> [WHAT THIS TASK INVOLVES]: Each record below should appear again exactly as written.

> [PROVIDED DATA]:
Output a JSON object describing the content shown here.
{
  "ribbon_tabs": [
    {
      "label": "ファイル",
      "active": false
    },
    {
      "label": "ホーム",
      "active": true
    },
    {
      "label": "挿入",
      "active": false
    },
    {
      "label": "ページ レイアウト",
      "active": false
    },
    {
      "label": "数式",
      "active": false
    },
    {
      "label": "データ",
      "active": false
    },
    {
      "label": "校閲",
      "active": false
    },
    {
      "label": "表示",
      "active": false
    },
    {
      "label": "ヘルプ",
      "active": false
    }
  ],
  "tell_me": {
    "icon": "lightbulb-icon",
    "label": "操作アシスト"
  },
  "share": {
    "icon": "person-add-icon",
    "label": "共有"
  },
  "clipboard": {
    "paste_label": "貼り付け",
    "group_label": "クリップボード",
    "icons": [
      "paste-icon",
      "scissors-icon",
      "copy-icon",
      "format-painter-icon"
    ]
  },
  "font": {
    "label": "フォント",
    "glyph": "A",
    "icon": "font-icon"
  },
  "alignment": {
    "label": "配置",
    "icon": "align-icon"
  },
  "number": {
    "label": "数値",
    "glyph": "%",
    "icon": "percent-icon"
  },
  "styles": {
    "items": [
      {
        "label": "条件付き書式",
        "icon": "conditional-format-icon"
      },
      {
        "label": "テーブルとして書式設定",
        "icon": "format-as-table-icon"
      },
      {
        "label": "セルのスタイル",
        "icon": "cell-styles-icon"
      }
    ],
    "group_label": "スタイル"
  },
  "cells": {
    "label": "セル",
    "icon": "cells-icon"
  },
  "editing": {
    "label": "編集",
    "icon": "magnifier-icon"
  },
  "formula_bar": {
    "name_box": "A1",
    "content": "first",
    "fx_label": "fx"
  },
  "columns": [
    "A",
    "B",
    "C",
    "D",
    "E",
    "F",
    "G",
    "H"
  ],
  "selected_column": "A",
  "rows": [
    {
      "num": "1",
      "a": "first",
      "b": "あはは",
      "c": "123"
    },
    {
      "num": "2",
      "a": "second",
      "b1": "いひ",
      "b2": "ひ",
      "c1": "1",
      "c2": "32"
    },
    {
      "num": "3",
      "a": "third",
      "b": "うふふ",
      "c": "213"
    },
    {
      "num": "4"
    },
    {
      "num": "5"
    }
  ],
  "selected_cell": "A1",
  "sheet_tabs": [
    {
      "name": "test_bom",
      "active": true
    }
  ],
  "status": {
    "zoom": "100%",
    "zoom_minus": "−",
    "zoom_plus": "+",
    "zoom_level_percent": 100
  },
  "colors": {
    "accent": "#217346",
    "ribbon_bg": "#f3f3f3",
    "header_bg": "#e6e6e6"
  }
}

> [TASK OUTPUT]:
Output a JSON object describing the content shown here.
{
  "ribbon_tabs": [
    {
      "label": "ファイル",
      "active": false
    },
    {
      "label": "ホーム",
      "active": true
    },
    {
      "label": "挿入",
      "active": false
    },
    {
      "label": "ページ レイアウト",
      "active": false
    },
    {
      "label": "数式",
      "active": false
    },
    {
      "label": "データ",
      "active": false
    },
    {
      "label": "校閲",
      "active": false
    },
    {
      "label": "表示",
      "active": false
    },
    {
      "label": "ヘルプ",
      "active": false
    }
  ],
  "tell_me": {
    "icon": "lightbulb-icon",
    "label": "操作アシスト"
  },
  "share": {
    "icon": "person-add-icon",
    "label": "共有"
  },
  "clipboard": {
    "paste_label": "貼り付け",
    "group_label": "クリップボード",
    "icons": [
      "paste-icon",
      "scissors-icon",
      "copy-icon",
      "format-painter-icon"
    ]
  },
  "font": {
    "label": "フォント",
    "glyph": "A",
    "icon": "font-icon"
  },
  "alignment": {
    "label": "配置",
    "icon": "align-icon"
  },
  "number": {
    "label": "数値",
    "glyph": "%",
    "icon": "percent-icon"
  },
  "styles": {
    "items": [
      {
        "label": "条件付き書式",
        "icon": "conditional-format-icon"
      },
      {
        "label": "テーブルとして書式設定",
        "icon": "format-as-table-icon"
      },
      {
        "label": "セルのスタイル",
        "icon": "cell-styles-icon"
      }
    ],
    "group_label": "スタイル"
  },
  "cells": {
    "label": "セル",
    "icon": "cells-icon"
  },
  "editing": {
    "label": "編集",
    "icon": "magnifier-icon"
  },
  "formula_bar": {
    "name_box": "A1",
    "content": "first",
    "fx_label": "fx"
  },
  "columns": [
    "A",
    "B",
    "C",
    "D",
    "E",
    "F",
    "G",
    "H"
  ],
  "selected_column": "A",
  "rows": [
    {
      "num": "1",
      "a": "first",
      "b": "あはは",
      "c": "123"
    },
    {
      "num": "2",
      "a": "second",
      "b1": "いひ",
      "b2": "ひ",
      "c1": "1",
      "c2": "32"
    },
    {
      "num": "3",
      "a": "third",
      "b": "うふふ",
      "c": "213"
    },
    {
      "num": "4"
    },
    {
      "num": "5"
    }
  ],
  "selected_cell": "A1",
  "sheet_tabs": [
    {
      "name": "test_bom",
      "active": true
    }
  ],
  "status": {
    "zoom": "100%",
    "zoom_minus": "−",
    "zoom_plus": "+",
    "zoom_level_percent": 100
  },
  "colors": {
    "accent": "#217346",
    "ribbon_bg": "#f3f3f3",
    "header_bg": "#e6e6e6"
  }
}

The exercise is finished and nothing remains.